-------- Records shown --------
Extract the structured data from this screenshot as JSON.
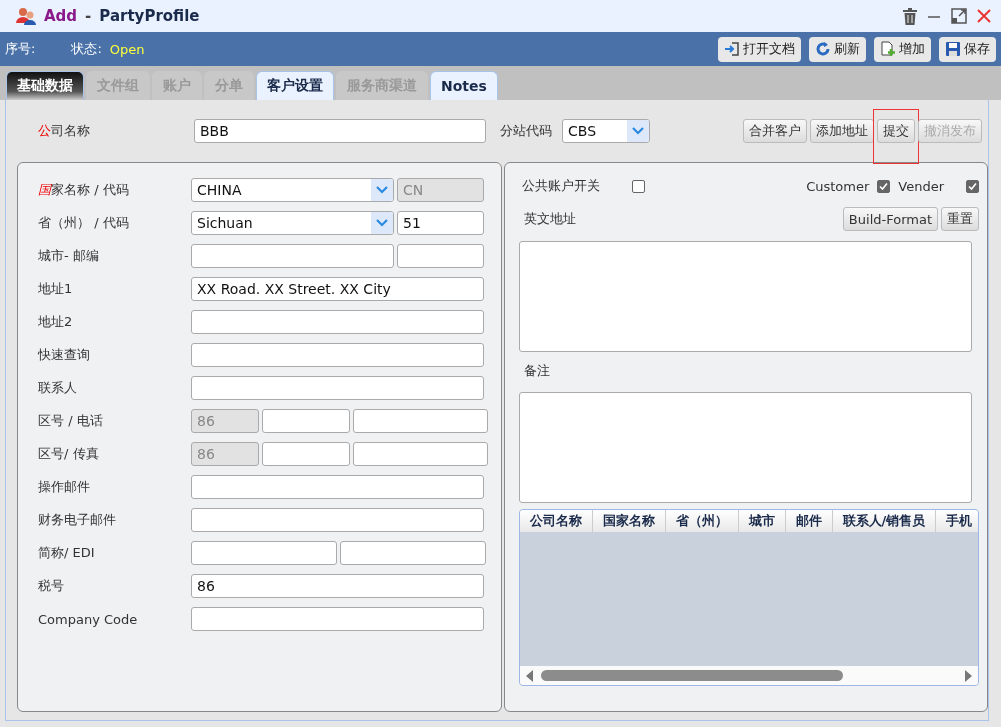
{
  "window": {
    "title_action": "Add",
    "title_separator": "-",
    "title": "PartyProfile"
  },
  "status": {
    "seq_label": "序号:",
    "state_label": "状态:",
    "state_value": "Open"
  },
  "toolbar": [
    {
      "label": "打开文档",
      "kind": "open"
    },
    {
      "label": "刷新",
      "kind": "refresh"
    },
    {
      "label": "增加",
      "kind": "add"
    },
    {
      "label": "保存",
      "kind": "save"
    }
  ],
  "tabs": [
    {
      "label": "基础数据",
      "selected": true,
      "disabled": false
    },
    {
      "label": "文件组",
      "selected": false,
      "disabled": true
    },
    {
      "label": "账户",
      "selected": false,
      "disabled": true
    },
    {
      "label": "分单",
      "selected": false,
      "disabled": true
    },
    {
      "label": "客户设置",
      "selected": false,
      "disabled": false
    },
    {
      "label": "服务商渠道",
      "selected": false,
      "disabled": true
    },
    {
      "label": "Notes",
      "selected": false,
      "disabled": false
    }
  ],
  "company": {
    "mark": "公",
    "label": "司名称",
    "value": "BBB"
  },
  "branch": {
    "label": "分站代码",
    "value": "CBS"
  },
  "actions": [
    {
      "label": "合并客户",
      "disabled": false,
      "highlighted": false
    },
    {
      "label": "添加地址",
      "disabled": false,
      "highlighted": false
    },
    {
      "label": "提交",
      "disabled": false,
      "highlighted": true
    },
    {
      "label": "撤消发布",
      "disabled": true,
      "highlighted": false
    }
  ],
  "address_form": [
    {
      "kind": "select-code",
      "mark": "国",
      "label": "家名称 /  代码",
      "inputs": [
        {
          "value": "CHINA",
          "disabled": false
        },
        {
          "value": "CN",
          "disabled": true
        }
      ]
    },
    {
      "kind": "select-code",
      "label": "省（州） /  代码",
      "inputs": [
        {
          "value": "Sichuan",
          "disabled": false
        },
        {
          "value": "51",
          "disabled": false
        }
      ]
    },
    {
      "kind": "pair",
      "label": "城市- 邮编",
      "inputs": [
        {
          "disabled": false
        },
        {
          "disabled": false
        }
      ]
    },
    {
      "kind": "single",
      "label": "地址1",
      "inputs": [
        {
          "value": "XX Road. XX Street. XX City",
          "disabled": false
        }
      ]
    },
    {
      "kind": "single",
      "label": "地址2",
      "inputs": [
        {
          "disabled": false
        }
      ]
    },
    {
      "kind": "single",
      "label": "快速查询",
      "inputs": [
        {
          "disabled": false
        }
      ]
    },
    {
      "kind": "single",
      "label": "联系人",
      "inputs": [
        {
          "disabled": false
        }
      ]
    },
    {
      "kind": "triple",
      "label": "区号 /  电话",
      "inputs": [
        {
          "value": "86",
          "disabled": true
        },
        {
          "disabled": false
        },
        {
          "disabled": false
        }
      ]
    },
    {
      "kind": "triple",
      "label": "区号/  传真",
      "inputs": [
        {
          "value": "86",
          "disabled": true
        },
        {
          "disabled": false
        },
        {
          "disabled": false
        }
      ]
    },
    {
      "kind": "single",
      "label": "操作邮件",
      "inputs": [
        {
          "disabled": false
        }
      ]
    },
    {
      "kind": "single",
      "label": "财务电子邮件",
      "inputs": [
        {
          "disabled": false
        }
      ]
    },
    {
      "kind": "half",
      "label": "简称/ EDI",
      "inputs": [
        {
          "disabled": false
        },
        {
          "disabled": false
        }
      ]
    },
    {
      "kind": "single",
      "label": "税号",
      "inputs": [
        {
          "value": "86",
          "disabled": false
        }
      ]
    },
    {
      "kind": "single",
      "label": "Company Code",
      "inputs": [
        {
          "disabled": false
        }
      ]
    }
  ],
  "public_account": {
    "label": "公共账户开关",
    "checked": false
  },
  "customer": {
    "label": "Customer",
    "checked": true
  },
  "vender": {
    "label": "Vender",
    "checked": true
  },
  "english_address": {
    "label": "英文地址",
    "buttons": [
      "Build-Format",
      "重置"
    ]
  },
  "remarks": {
    "label": "备注"
  },
  "address_table": {
    "columns": [
      "公司名称",
      "国家名称",
      "省（州）",
      "城市",
      "邮件",
      "联系人/销售员",
      "手机"
    ]
  }
}
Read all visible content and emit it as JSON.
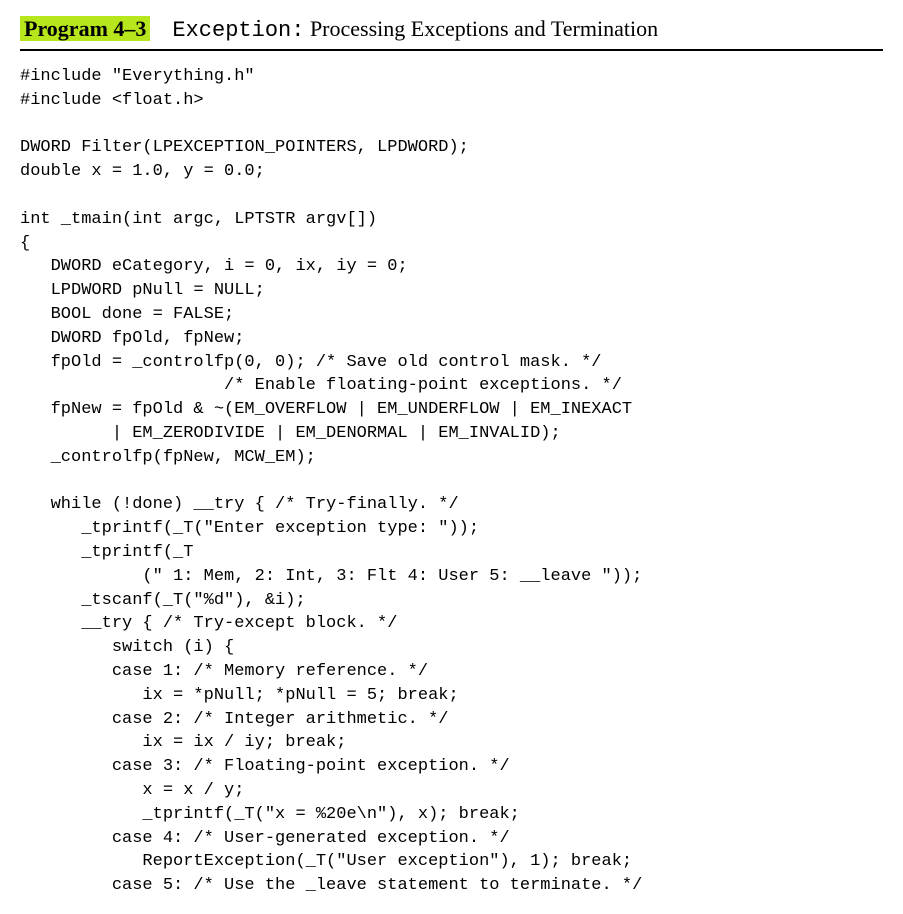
{
  "heading": {
    "program_label": "Program 4–3",
    "code_title": "Exception:",
    "subtitle": "Processing Exceptions and Termination"
  },
  "code": "#include \"Everything.h\"\n#include <float.h>\n\nDWORD Filter(LPEXCEPTION_POINTERS, LPDWORD);\ndouble x = 1.0, y = 0.0;\n\nint _tmain(int argc, LPTSTR argv[])\n{\n   DWORD eCategory, i = 0, ix, iy = 0;\n   LPDWORD pNull = NULL;\n   BOOL done = FALSE;\n   DWORD fpOld, fpNew;\n   fpOld = _controlfp(0, 0); /* Save old control mask. */\n                    /* Enable floating-point exceptions. */\n   fpNew = fpOld & ~(EM_OVERFLOW | EM_UNDERFLOW | EM_INEXACT\n         | EM_ZERODIVIDE | EM_DENORMAL | EM_INVALID);\n   _controlfp(fpNew, MCW_EM);\n\n   while (!done) __try { /* Try-finally. */\n      _tprintf(_T(\"Enter exception type: \"));\n      _tprintf(_T\n            (\" 1: Mem, 2: Int, 3: Flt 4: User 5: __leave \"));\n      _tscanf(_T(\"%d\"), &i);\n      __try { /* Try-except block. */\n         switch (i) {\n         case 1: /* Memory reference. */\n            ix = *pNull; *pNull = 5; break;\n         case 2: /* Integer arithmetic. */\n            ix = ix / iy; break;\n         case 3: /* Floating-point exception. */\n            x = x / y;\n            _tprintf(_T(\"x = %20e\\n\"), x); break;\n         case 4: /* User-generated exception. */\n            ReportException(_T(\"User exception\"), 1); break;\n         case 5: /* Use the _leave statement to terminate. */"
}
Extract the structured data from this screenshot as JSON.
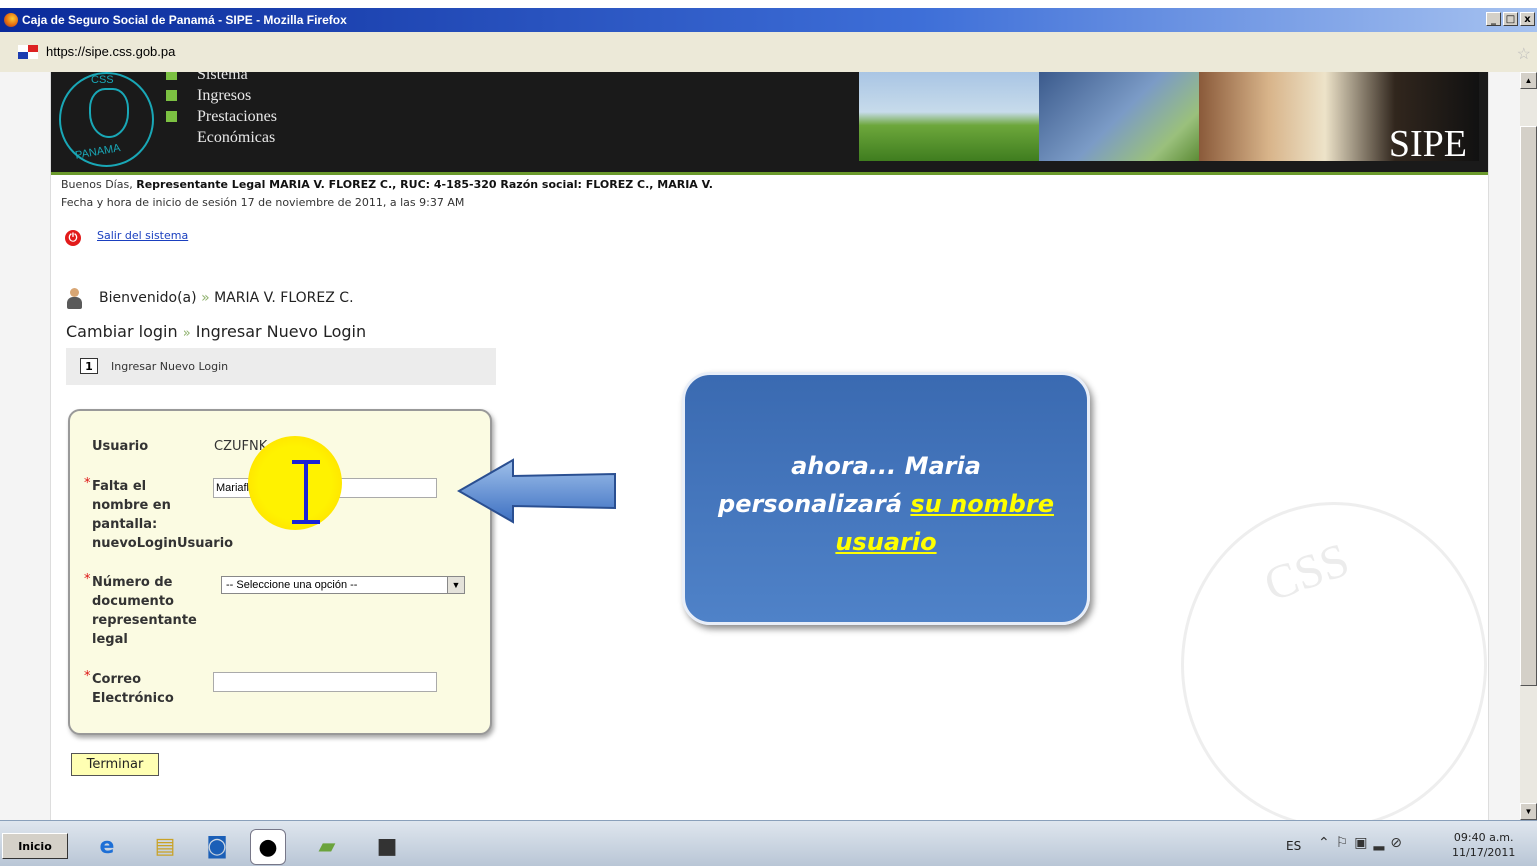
{
  "window": {
    "title": "Caja de Seguro Social de Panamá - SIPE - Mozilla Firefox",
    "buttons": [
      "_",
      "□",
      "x"
    ]
  },
  "browser": {
    "url": "https://sipe.css.gob.pa"
  },
  "header": {
    "logo_top": "CSS",
    "logo_bottom": "PANAMA",
    "menu": [
      "Sistema",
      "Ingresos",
      "Prestaciones",
      "Económicas"
    ],
    "brand": "SIPE"
  },
  "session": {
    "greeting_prefix": "Buenos Días, ",
    "greeting_bold": "Representante Legal MARIA V. FLOREZ C., RUC: 4-185-320 Razón social: FLOREZ C., MARIA V.",
    "start_time": "Fecha y hora de inicio de sesión 17 de noviembre de 2011, a las 9:37 AM",
    "logout": "Salir del sistema"
  },
  "welcome": {
    "label": "Bienvenido(a)",
    "sep": "»",
    "name": "MARIA V. FLOREZ C."
  },
  "breadcrumb": {
    "first": "Cambiar login",
    "sep": "»",
    "second": "Ingresar Nuevo Login"
  },
  "step": {
    "number": "1",
    "label": "Ingresar Nuevo Login"
  },
  "form": {
    "usuario_label": "Usuario",
    "usuario_value": "CZUFNK",
    "nombre_label_1": "Falta el",
    "nombre_label_2": "nombre en",
    "nombre_label_3": "pantalla:",
    "nombre_label_4": "nuevoLoginUsuario",
    "nombre_value": "Mariaflorez",
    "documento_label_1": "Número de",
    "documento_label_2": "documento",
    "documento_label_3": "representante",
    "documento_label_4": "legal",
    "documento_selected": "-- Seleccione una opción --",
    "correo_label_1": "Correo",
    "correo_label_2": "Electrónico",
    "correo_value": "",
    "required_mark": "*",
    "submit": "Terminar"
  },
  "callout": {
    "line1": "ahora...  Maria",
    "line2": "personalizará",
    "highlight_1": "su nombre",
    "highlight_2": "usuario"
  },
  "taskbar": {
    "start": "Inicio",
    "lang": "ES",
    "time": "09:40 a.m.",
    "date": "11/17/2011"
  },
  "colors": {
    "header_bg": "#1a1a1a",
    "accent_green": "#7cc142",
    "callout_blue": "#4a7cc2",
    "form_bg": "#fbfbe2"
  }
}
--------
Given request >> Give the count of lines holding the word "Ingresar", with no other words.

Answer to this problem >> 2